>>>

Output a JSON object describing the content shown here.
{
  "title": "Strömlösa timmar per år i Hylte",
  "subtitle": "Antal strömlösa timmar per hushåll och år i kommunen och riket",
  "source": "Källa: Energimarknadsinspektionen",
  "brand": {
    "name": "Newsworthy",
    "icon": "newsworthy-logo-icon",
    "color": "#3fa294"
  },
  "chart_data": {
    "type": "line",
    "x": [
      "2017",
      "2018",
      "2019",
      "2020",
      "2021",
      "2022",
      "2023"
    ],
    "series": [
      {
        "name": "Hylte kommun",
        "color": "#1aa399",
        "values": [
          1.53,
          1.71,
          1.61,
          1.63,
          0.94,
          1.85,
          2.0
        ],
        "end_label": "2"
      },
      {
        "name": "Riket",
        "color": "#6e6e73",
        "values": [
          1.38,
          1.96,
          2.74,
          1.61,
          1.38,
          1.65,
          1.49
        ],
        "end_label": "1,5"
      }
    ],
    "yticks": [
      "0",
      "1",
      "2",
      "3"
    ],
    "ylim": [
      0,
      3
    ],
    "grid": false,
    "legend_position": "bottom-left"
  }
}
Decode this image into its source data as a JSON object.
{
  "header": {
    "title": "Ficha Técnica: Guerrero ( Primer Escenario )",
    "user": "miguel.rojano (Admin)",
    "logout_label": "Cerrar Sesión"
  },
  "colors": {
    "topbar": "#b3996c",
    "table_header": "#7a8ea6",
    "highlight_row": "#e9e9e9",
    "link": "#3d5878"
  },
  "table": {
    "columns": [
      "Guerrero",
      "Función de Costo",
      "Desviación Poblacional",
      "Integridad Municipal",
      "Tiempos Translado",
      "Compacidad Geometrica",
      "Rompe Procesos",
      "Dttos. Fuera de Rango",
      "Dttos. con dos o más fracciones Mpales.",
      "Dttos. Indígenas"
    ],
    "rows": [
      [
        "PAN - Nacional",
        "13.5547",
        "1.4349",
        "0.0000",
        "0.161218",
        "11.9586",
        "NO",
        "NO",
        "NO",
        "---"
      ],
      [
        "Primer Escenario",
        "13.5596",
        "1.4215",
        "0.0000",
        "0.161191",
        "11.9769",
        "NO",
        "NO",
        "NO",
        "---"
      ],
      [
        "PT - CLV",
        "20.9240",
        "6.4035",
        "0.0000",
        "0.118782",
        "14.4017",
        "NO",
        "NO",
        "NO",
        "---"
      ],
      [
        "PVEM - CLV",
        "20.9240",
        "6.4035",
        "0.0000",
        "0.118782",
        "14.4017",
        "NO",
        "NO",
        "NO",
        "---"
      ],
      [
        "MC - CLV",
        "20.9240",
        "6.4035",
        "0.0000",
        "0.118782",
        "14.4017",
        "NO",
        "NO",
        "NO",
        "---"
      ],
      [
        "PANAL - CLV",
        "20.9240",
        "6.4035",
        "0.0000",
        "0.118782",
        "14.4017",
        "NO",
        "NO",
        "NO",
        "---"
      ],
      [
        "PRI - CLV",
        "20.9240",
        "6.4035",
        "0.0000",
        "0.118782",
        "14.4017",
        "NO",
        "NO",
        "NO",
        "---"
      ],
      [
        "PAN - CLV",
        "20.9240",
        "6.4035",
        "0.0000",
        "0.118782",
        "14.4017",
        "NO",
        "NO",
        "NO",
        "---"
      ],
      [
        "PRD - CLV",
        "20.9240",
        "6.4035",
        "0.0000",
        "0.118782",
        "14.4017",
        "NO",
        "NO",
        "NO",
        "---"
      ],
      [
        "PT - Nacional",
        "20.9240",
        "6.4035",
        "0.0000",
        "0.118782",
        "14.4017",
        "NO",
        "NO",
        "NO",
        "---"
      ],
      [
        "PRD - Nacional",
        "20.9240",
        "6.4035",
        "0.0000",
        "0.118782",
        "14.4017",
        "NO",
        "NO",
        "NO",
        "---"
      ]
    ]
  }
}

<<<

### Problem to solve
Your task is to repeat the data exactly, with nothing left out.

### The result
Output a JSON object describing the content shown here.
{
  "title": "Strömlösa timmar per år i Hylte",
  "subtitle": "Antal strömlösa timmar per hushåll och år i kommunen och riket",
  "source": "Källa: Energimarknadsinspektionen",
  "brand": {
    "name": "Newsworthy",
    "icon": "newsworthy-logo-icon",
    "color": "#3fa294"
  },
  "chart_data": {
    "type": "line",
    "x": [
      "2017",
      "2018",
      "2019",
      "2020",
      "2021",
      "2022",
      "2023"
    ],
    "series": [
      {
        "name": "Hylte kommun",
        "color": "#1aa399",
        "values": [
          1.53,
          1.71,
          1.61,
          1.63,
          0.94,
          1.85,
          2.0
        ],
        "end_label": "2"
      },
      {
        "name": "Riket",
        "color": "#6e6e73",
        "values": [
          1.38,
          1.96,
          2.74,
          1.61,
          1.38,
          1.65,
          1.49
        ],
        "end_label": "1,5"
      }
    ],
    "yticks": [
      "0",
      "1",
      "2",
      "3"
    ],
    "ylim": [
      0,
      3
    ],
    "grid": false,
    "legend_position": "bottom-left"
  }
}
Decode this image into its source data as a JSON object.
{
  "header": {
    "title": "Ficha Técnica: Guerrero ( Primer Escenario )",
    "user": "miguel.rojano (Admin)",
    "logout_label": "Cerrar Sesión"
  },
  "colors": {
    "topbar": "#b3996c",
    "table_header": "#7a8ea6",
    "highlight_row": "#e9e9e9",
    "link": "#3d5878"
  },
  "table": {
    "columns": [
      "Guerrero",
      "Función de Costo",
      "Desviación Poblacional",
      "Integridad Municipal",
      "Tiempos Translado",
      "Compacidad Geometrica",
      "Rompe Procesos",
      "Dttos. Fuera de Rango",
      "Dttos. con dos o más fracciones Mpales.",
      "Dttos. Indígenas"
    ],
    "rows": [
      [
        "PAN - Nacional",
        "13.5547",
        "1.4349",
        "0.0000",
        "0.161218",
        "11.9586",
        "NO",
        "NO",
        "NO",
        "---"
      ],
      [
        "Primer Escenario",
        "13.5596",
        "1.4215",
        "0.0000",
        "0.161191",
        "11.9769",
        "NO",
        "NO",
        "NO",
        "---"
      ],
      [
        "PT - CLV",
        "20.9240",
        "6.4035",
        "0.0000",
        "0.118782",
        "14.4017",
        "NO",
        "NO",
        "NO",
        "---"
      ],
      [
        "PVEM - CLV",
        "20.9240",
        "6.4035",
        "0.0000",
        "0.118782",
        "14.4017",
        "NO",
        "NO",
        "NO",
        "---"
      ],
      [
        "MC - CLV",
        "20.9240",
        "6.4035",
        "0.0000",
        "0.118782",
        "14.4017",
        "NO",
        "NO",
        "NO",
        "---"
      ],
      [
        "PANAL - CLV",
        "20.9240",
        "6.4035",
        "0.0000",
        "0.118782",
        "14.4017",
        "NO",
        "NO",
        "NO",
        "---"
      ],
      [
        "PRI - CLV",
        "20.9240",
        "6.4035",
        "0.0000",
        "0.118782",
        "14.4017",
        "NO",
        "NO",
        "NO",
        "---"
      ],
      [
        "PAN - CLV",
        "20.9240",
        "6.4035",
        "0.0000",
        "0.118782",
        "14.4017",
        "NO",
        "NO",
        "NO",
        "---"
      ],
      [
        "PRD - CLV",
        "20.9240",
        "6.4035",
        "0.0000",
        "0.118782",
        "14.4017",
        "NO",
        "NO",
        "NO",
        "---"
      ],
      [
        "PT - Nacional",
        "20.9240",
        "6.4035",
        "0.0000",
        "0.118782",
        "14.4017",
        "NO",
        "NO",
        "NO",
        "---"
      ],
      [
        "PRD - Nacional",
        "20.9240",
        "6.4035",
        "0.0000",
        "0.118782",
        "14.4017",
        "NO",
        "NO",
        "NO",
        "---"
      ]
    ]
  }
}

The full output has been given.